Input rows start

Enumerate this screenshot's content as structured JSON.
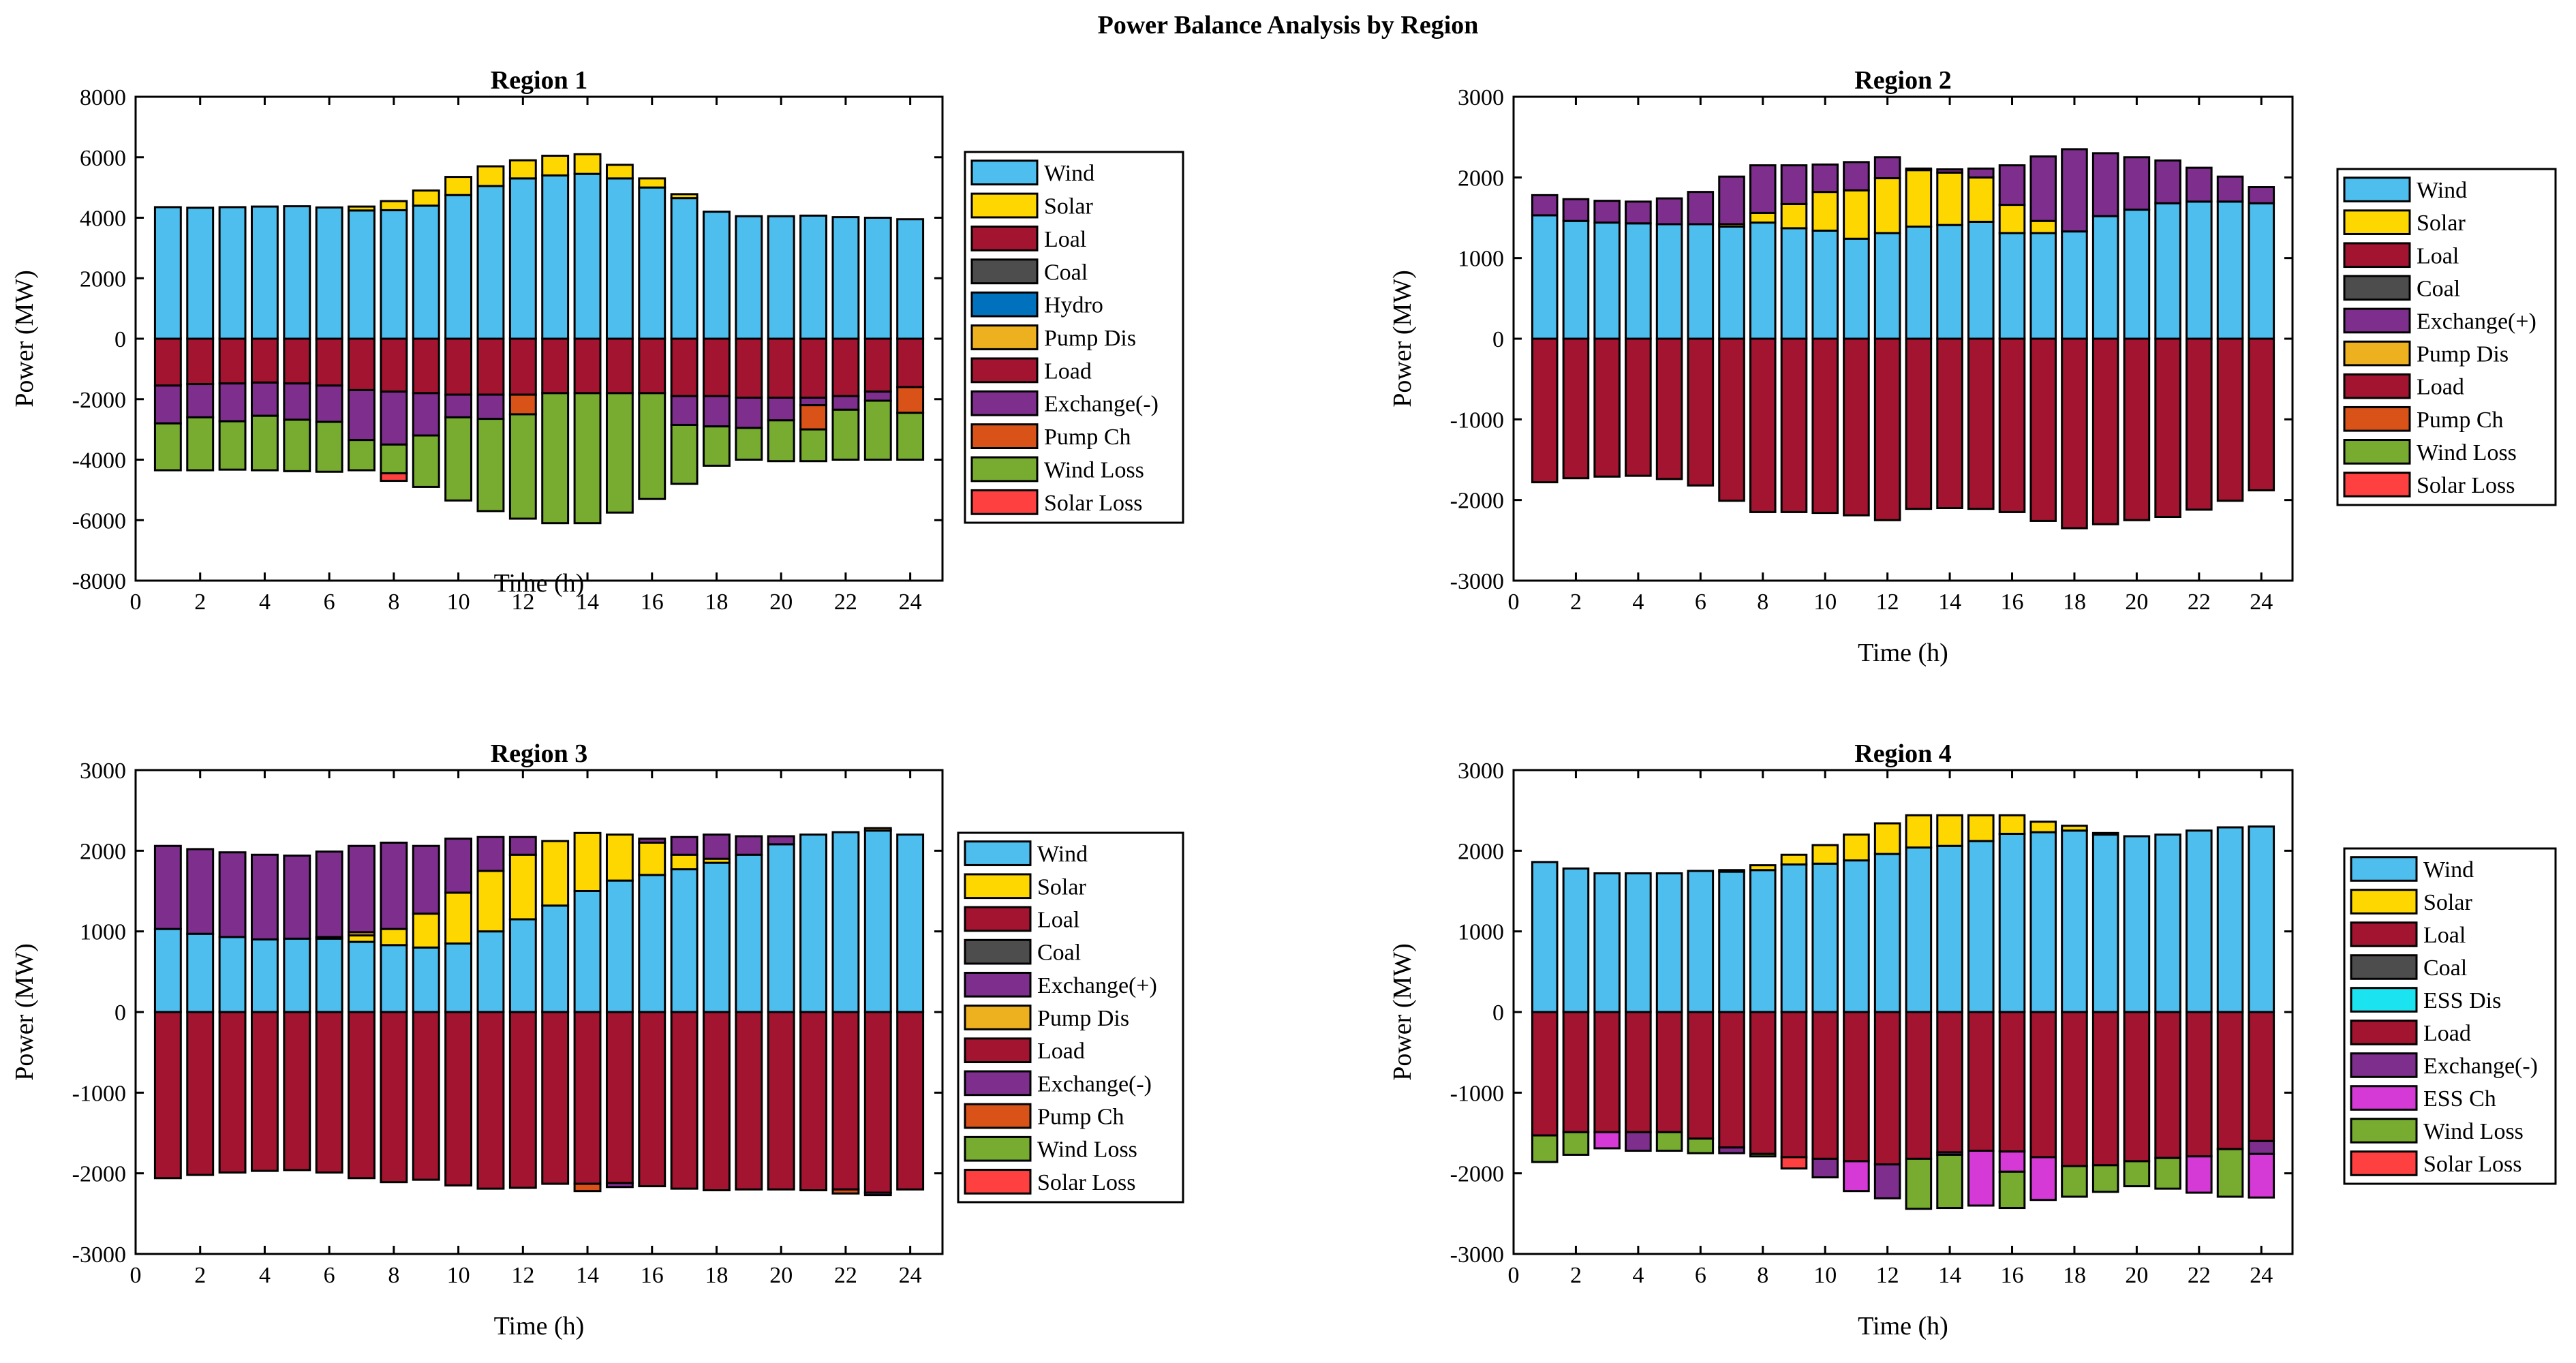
{
  "figure_title": "Power Balance Analysis by Region",
  "colors": {
    "Wind": "#4DBEEE",
    "Solar": "#FFD700",
    "Loal": "#A2142F",
    "Coal": "#4D4D4D",
    "Hydro": "#0072BD",
    "Pump Dis": "#EDB120",
    "Load": "#A2142F",
    "Exchange(-)": "#7E2F8E",
    "Exchange(+)": "#7E2F8E",
    "Pump Ch": "#D95319",
    "Wind Loss": "#77AC30",
    "Solar Loss": "#FF4040",
    "ESS Dis": "#1CE3F0",
    "ESS Ch": "#D63AD6"
  },
  "chart_data": [
    {
      "type": "bar",
      "stacked": true,
      "title": "Region 1",
      "xlabel": "Time (h)",
      "ylabel": "Power (MW)",
      "xlim": [
        0,
        25
      ],
      "ylim": [
        -8000,
        8000
      ],
      "xticks": [
        "0",
        "2",
        "4",
        "6",
        "8",
        "10",
        "12",
        "14",
        "16",
        "18",
        "20",
        "22",
        "24"
      ],
      "yticks": [
        "-8000",
        "-6000",
        "-4000",
        "-2000",
        "0",
        "2000",
        "4000",
        "6000",
        "8000"
      ],
      "legend": [
        "Wind",
        "Solar",
        "Loal",
        "Coal",
        "Hydro",
        "Pump Dis",
        "Load",
        "Exchange(-)",
        "Pump Ch",
        "Wind Loss",
        "Solar Loss"
      ],
      "legend_position": "outside-right",
      "x": [
        1,
        2,
        3,
        4,
        5,
        6,
        7,
        8,
        9,
        10,
        11,
        12,
        13,
        14,
        15,
        16,
        17,
        18,
        19,
        20,
        21,
        22,
        23,
        24
      ],
      "positive": [
        {
          "name": "Wind",
          "values": [
            4350,
            4330,
            4350,
            4370,
            4380,
            4340,
            4240,
            4250,
            4400,
            4750,
            5050,
            5300,
            5400,
            5450,
            5300,
            5000,
            4650,
            4200,
            4050,
            4050,
            4070,
            4020,
            4000,
            3950
          ]
        },
        {
          "name": "Solar",
          "values": [
            0,
            0,
            0,
            0,
            0,
            0,
            130,
            300,
            500,
            600,
            650,
            600,
            650,
            650,
            450,
            300,
            130,
            0,
            0,
            0,
            0,
            0,
            0,
            0
          ]
        }
      ],
      "negative": [
        {
          "name": "Load",
          "values": [
            1550,
            1500,
            1480,
            1450,
            1480,
            1550,
            1700,
            1750,
            1800,
            1850,
            1850,
            1850,
            1800,
            1800,
            1800,
            1800,
            1900,
            1900,
            1950,
            1950,
            1950,
            1900,
            1750,
            1600
          ]
        },
        {
          "name": "Exchange(-)",
          "values": [
            1250,
            1100,
            1250,
            1100,
            1200,
            1200,
            1650,
            1750,
            1400,
            750,
            800,
            0,
            0,
            0,
            0,
            0,
            950,
            1000,
            1000,
            750,
            250,
            450,
            300,
            0
          ]
        },
        {
          "name": "Pump Ch",
          "values": [
            0,
            0,
            0,
            0,
            0,
            0,
            0,
            0,
            0,
            0,
            0,
            650,
            0,
            0,
            0,
            0,
            0,
            0,
            0,
            0,
            800,
            0,
            0,
            850
          ]
        },
        {
          "name": "Wind Loss",
          "values": [
            1550,
            1750,
            1600,
            1800,
            1700,
            1650,
            1000,
            950,
            1700,
            2750,
            3050,
            3450,
            4300,
            4300,
            3950,
            3500,
            1950,
            1300,
            1050,
            1350,
            1050,
            1650,
            1950,
            1550
          ]
        },
        {
          "name": "Solar Loss",
          "values": [
            0,
            0,
            0,
            0,
            0,
            0,
            0,
            250,
            0,
            0,
            0,
            0,
            0,
            0,
            0,
            0,
            0,
            0,
            0,
            0,
            0,
            0,
            0,
            0
          ]
        }
      ]
    },
    {
      "type": "bar",
      "stacked": true,
      "title": "Region 2",
      "xlabel": "Time (h)",
      "ylabel": "Power (MW)",
      "xlim": [
        0,
        25
      ],
      "ylim": [
        -3000,
        3000
      ],
      "xticks": [
        "0",
        "2",
        "4",
        "6",
        "8",
        "10",
        "12",
        "14",
        "16",
        "18",
        "20",
        "22",
        "24"
      ],
      "yticks": [
        "-3000",
        "-2000",
        "-1000",
        "0",
        "1000",
        "2000",
        "3000"
      ],
      "legend": [
        "Wind",
        "Solar",
        "Loal",
        "Coal",
        "Exchange(+)",
        "Pump Dis",
        "Load",
        "Pump Ch",
        "Wind Loss",
        "Solar Loss"
      ],
      "legend_position": "outside-right",
      "x": [
        1,
        2,
        3,
        4,
        5,
        6,
        7,
        8,
        9,
        10,
        11,
        12,
        13,
        14,
        15,
        16,
        17,
        18,
        19,
        20,
        21,
        22,
        23,
        24
      ],
      "positive": [
        {
          "name": "Wind",
          "values": [
            1530,
            1460,
            1440,
            1430,
            1420,
            1420,
            1390,
            1440,
            1370,
            1340,
            1240,
            1310,
            1390,
            1410,
            1450,
            1310,
            1310,
            1330,
            1520,
            1600,
            1680,
            1700,
            1700,
            1680
          ]
        },
        {
          "name": "Solar",
          "values": [
            0,
            0,
            0,
            0,
            0,
            0,
            30,
            120,
            300,
            480,
            600,
            680,
            700,
            650,
            550,
            350,
            150,
            0,
            0,
            0,
            0,
            0,
            0,
            0
          ]
        },
        {
          "name": "Exchange(+)",
          "values": [
            250,
            270,
            270,
            270,
            320,
            400,
            590,
            590,
            480,
            340,
            350,
            260,
            20,
            40,
            110,
            490,
            800,
            1020,
            780,
            650,
            530,
            420,
            310,
            200
          ]
        }
      ],
      "negative": [
        {
          "name": "Load",
          "values": [
            1780,
            1730,
            1710,
            1700,
            1740,
            1820,
            2010,
            2150,
            2150,
            2160,
            2190,
            2250,
            2110,
            2100,
            2110,
            2150,
            2260,
            2350,
            2300,
            2250,
            2210,
            2120,
            2010,
            1880
          ]
        }
      ]
    },
    {
      "type": "bar",
      "stacked": true,
      "title": "Region 3",
      "xlabel": "Time (h)",
      "ylabel": "Power (MW)",
      "xlim": [
        0,
        25
      ],
      "ylim": [
        -3000,
        3000
      ],
      "xticks": [
        "0",
        "2",
        "4",
        "6",
        "8",
        "10",
        "12",
        "14",
        "16",
        "18",
        "20",
        "22",
        "24"
      ],
      "yticks": [
        "-3000",
        "-2000",
        "-1000",
        "0",
        "1000",
        "2000",
        "3000"
      ],
      "legend": [
        "Wind",
        "Solar",
        "Loal",
        "Coal",
        "Exchange(+)",
        "Pump Dis",
        "Load",
        "Exchange(-)",
        "Pump Ch",
        "Wind Loss",
        "Solar Loss"
      ],
      "legend_position": "outside-right",
      "x": [
        1,
        2,
        3,
        4,
        5,
        6,
        7,
        8,
        9,
        10,
        11,
        12,
        13,
        14,
        15,
        16,
        17,
        18,
        19,
        20,
        21,
        22,
        23,
        24
      ],
      "positive": [
        {
          "name": "Wind",
          "values": [
            1030,
            970,
            930,
            900,
            910,
            910,
            870,
            830,
            800,
            850,
            1000,
            1150,
            1320,
            1500,
            1630,
            1700,
            1770,
            1850,
            1950,
            2080,
            2200,
            2230,
            2250,
            2200
          ]
        },
        {
          "name": "Solar",
          "values": [
            0,
            0,
            0,
            0,
            0,
            20,
            80,
            200,
            420,
            630,
            750,
            800,
            800,
            720,
            570,
            400,
            180,
            50,
            0,
            0,
            0,
            0,
            0,
            0
          ]
        },
        {
          "name": "Pump Dis",
          "values": [
            0,
            0,
            0,
            0,
            0,
            0,
            40,
            0,
            0,
            0,
            0,
            0,
            0,
            0,
            0,
            0,
            0,
            0,
            0,
            0,
            0,
            0,
            30,
            0
          ]
        },
        {
          "name": "Exchange(+)",
          "values": [
            1030,
            1050,
            1050,
            1050,
            1030,
            1060,
            1070,
            1070,
            840,
            670,
            420,
            220,
            0,
            0,
            0,
            50,
            220,
            300,
            230,
            100,
            0,
            0,
            0,
            0
          ]
        }
      ],
      "negative": [
        {
          "name": "Load",
          "values": [
            2060,
            2020,
            1990,
            1970,
            1960,
            1990,
            2060,
            2110,
            2080,
            2150,
            2190,
            2180,
            2130,
            2130,
            2120,
            2160,
            2190,
            2210,
            2200,
            2200,
            2210,
            2200,
            2240,
            2200
          ]
        },
        {
          "name": "Exchange(-)",
          "values": [
            0,
            0,
            0,
            0,
            0,
            0,
            0,
            0,
            0,
            0,
            0,
            0,
            0,
            0,
            50,
            0,
            0,
            0,
            0,
            0,
            0,
            0,
            30,
            0
          ]
        },
        {
          "name": "Pump Ch",
          "values": [
            0,
            0,
            0,
            0,
            0,
            0,
            0,
            0,
            0,
            0,
            0,
            0,
            0,
            90,
            0,
            0,
            0,
            0,
            0,
            0,
            0,
            50,
            0,
            0
          ]
        }
      ]
    },
    {
      "type": "bar",
      "stacked": true,
      "title": "Region 4",
      "xlabel": "Time (h)",
      "ylabel": "Power (MW)",
      "xlim": [
        0,
        25
      ],
      "ylim": [
        -3000,
        3000
      ],
      "xticks": [
        "0",
        "2",
        "4",
        "6",
        "8",
        "10",
        "12",
        "14",
        "16",
        "18",
        "20",
        "22",
        "24"
      ],
      "yticks": [
        "-3000",
        "-2000",
        "-1000",
        "0",
        "1000",
        "2000",
        "3000"
      ],
      "legend": [
        "Wind",
        "Solar",
        "Loal",
        "Coal",
        "ESS Dis",
        "Load",
        "Exchange(-)",
        "ESS Ch",
        "Wind Loss",
        "Solar Loss"
      ],
      "legend_position": "outside-right",
      "x": [
        1,
        2,
        3,
        4,
        5,
        6,
        7,
        8,
        9,
        10,
        11,
        12,
        13,
        14,
        15,
        16,
        17,
        18,
        19,
        20,
        21,
        22,
        23,
        24
      ],
      "positive": [
        {
          "name": "Wind",
          "values": [
            1860,
            1780,
            1720,
            1720,
            1720,
            1750,
            1740,
            1760,
            1830,
            1840,
            1880,
            1960,
            2040,
            2060,
            2120,
            2210,
            2230,
            2250,
            2200,
            2180,
            2200,
            2250,
            2290,
            2300
          ]
        },
        {
          "name": "Solar",
          "values": [
            0,
            0,
            0,
            0,
            0,
            0,
            20,
            60,
            120,
            230,
            320,
            380,
            400,
            380,
            320,
            230,
            130,
            60,
            20,
            0,
            0,
            0,
            0,
            0
          ]
        }
      ],
      "negative": [
        {
          "name": "Load",
          "values": [
            1530,
            1490,
            1490,
            1490,
            1490,
            1570,
            1680,
            1760,
            1800,
            1820,
            1850,
            1890,
            1820,
            1740,
            1720,
            1730,
            1800,
            1910,
            1900,
            1850,
            1810,
            1790,
            1700,
            1600
          ]
        },
        {
          "name": "Exchange(-)",
          "values": [
            0,
            0,
            0,
            230,
            0,
            0,
            70,
            0,
            0,
            230,
            0,
            420,
            0,
            30,
            0,
            0,
            0,
            0,
            0,
            0,
            0,
            0,
            0,
            160
          ]
        },
        {
          "name": "ESS Ch",
          "values": [
            0,
            0,
            200,
            0,
            0,
            0,
            0,
            0,
            0,
            0,
            370,
            0,
            0,
            0,
            680,
            250,
            530,
            0,
            0,
            0,
            0,
            450,
            0,
            540
          ]
        },
        {
          "name": "Wind Loss",
          "values": [
            330,
            280,
            0,
            0,
            230,
            180,
            0,
            30,
            0,
            0,
            0,
            0,
            620,
            660,
            0,
            450,
            0,
            380,
            330,
            310,
            380,
            0,
            590,
            0
          ]
        },
        {
          "name": "Solar Loss",
          "values": [
            0,
            0,
            0,
            0,
            0,
            0,
            0,
            0,
            140,
            0,
            0,
            0,
            0,
            0,
            0,
            0,
            0,
            0,
            0,
            0,
            0,
            0,
            0,
            0
          ]
        }
      ]
    }
  ]
}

Input rows end

■ Short task
Copy out every line of the data that includes "Region".

■ Finished answer
  "figure_title": "Power Balance Analysis by Region",
      "title": "Region 1",
      "title": "Region 2",
      "title": "Region 3",
      "title": "Region 4",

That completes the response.